── Records shown

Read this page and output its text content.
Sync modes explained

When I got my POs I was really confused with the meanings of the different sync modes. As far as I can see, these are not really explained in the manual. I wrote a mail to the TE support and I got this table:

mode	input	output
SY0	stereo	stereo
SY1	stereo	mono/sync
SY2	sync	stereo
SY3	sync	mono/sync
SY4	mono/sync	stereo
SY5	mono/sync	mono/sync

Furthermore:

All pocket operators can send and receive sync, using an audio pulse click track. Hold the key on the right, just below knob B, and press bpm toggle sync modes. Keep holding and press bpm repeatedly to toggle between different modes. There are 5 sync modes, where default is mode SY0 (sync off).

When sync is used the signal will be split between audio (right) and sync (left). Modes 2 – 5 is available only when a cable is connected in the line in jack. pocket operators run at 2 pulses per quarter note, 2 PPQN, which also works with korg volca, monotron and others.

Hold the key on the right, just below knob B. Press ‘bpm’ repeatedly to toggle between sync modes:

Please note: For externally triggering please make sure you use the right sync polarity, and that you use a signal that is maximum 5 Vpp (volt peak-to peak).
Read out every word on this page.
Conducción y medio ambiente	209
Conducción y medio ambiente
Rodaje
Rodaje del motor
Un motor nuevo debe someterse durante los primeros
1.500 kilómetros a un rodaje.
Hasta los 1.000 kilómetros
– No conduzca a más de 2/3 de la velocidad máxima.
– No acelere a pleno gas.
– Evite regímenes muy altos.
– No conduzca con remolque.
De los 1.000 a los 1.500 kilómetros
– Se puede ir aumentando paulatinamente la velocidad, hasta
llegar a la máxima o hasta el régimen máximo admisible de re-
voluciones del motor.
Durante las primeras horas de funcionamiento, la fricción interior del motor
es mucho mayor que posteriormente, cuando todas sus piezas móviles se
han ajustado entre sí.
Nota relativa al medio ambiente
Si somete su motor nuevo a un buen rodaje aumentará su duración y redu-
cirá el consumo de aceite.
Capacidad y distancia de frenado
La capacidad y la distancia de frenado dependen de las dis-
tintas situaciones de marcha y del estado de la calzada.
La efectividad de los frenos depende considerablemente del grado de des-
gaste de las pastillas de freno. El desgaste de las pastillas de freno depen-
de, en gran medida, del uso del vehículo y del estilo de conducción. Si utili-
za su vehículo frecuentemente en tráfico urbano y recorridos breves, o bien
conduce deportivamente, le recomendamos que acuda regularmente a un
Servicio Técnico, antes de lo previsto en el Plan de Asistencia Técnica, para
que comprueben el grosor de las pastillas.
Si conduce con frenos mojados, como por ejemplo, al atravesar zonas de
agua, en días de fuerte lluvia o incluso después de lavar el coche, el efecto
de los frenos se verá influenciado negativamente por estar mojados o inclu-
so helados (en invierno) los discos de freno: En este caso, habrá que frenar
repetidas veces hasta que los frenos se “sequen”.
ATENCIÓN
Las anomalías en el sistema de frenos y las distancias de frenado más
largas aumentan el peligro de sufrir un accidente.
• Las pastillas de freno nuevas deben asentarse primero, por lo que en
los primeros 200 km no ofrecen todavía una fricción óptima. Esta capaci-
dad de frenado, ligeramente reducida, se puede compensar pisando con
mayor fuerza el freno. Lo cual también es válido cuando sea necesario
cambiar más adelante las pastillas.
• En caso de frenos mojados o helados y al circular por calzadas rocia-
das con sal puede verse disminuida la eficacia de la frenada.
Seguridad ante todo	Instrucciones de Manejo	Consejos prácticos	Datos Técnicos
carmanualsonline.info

────

Out of the preceding entries, pull every line containing the string "right".

All pocket operators can send and receive sync, using an audio pulse click track. Hold the key on the right, just below knob B, and press bpm toggle sync modes. Keep holding and press bpm repeatedly to toggle between different modes. There are 5 sync modes, where default is mode SY0 (sync off).
When sync is used the signal will be split between audio (right) and sync (left). Modes 2 – 5 is available only when a cable is connected in the line in jack. pocket operators run at 2 pulses per quarter note, 2 PPQN, which also works with korg volca, monotron and others.
Hold the key on the right, just below knob B. Press ‘bpm’ repeatedly to toggle between sync modes:
Please note: For externally triggering please make sure you use the right sync polarity, and that you use a signal that is maximum 5 Vpp (volt peak-to peak).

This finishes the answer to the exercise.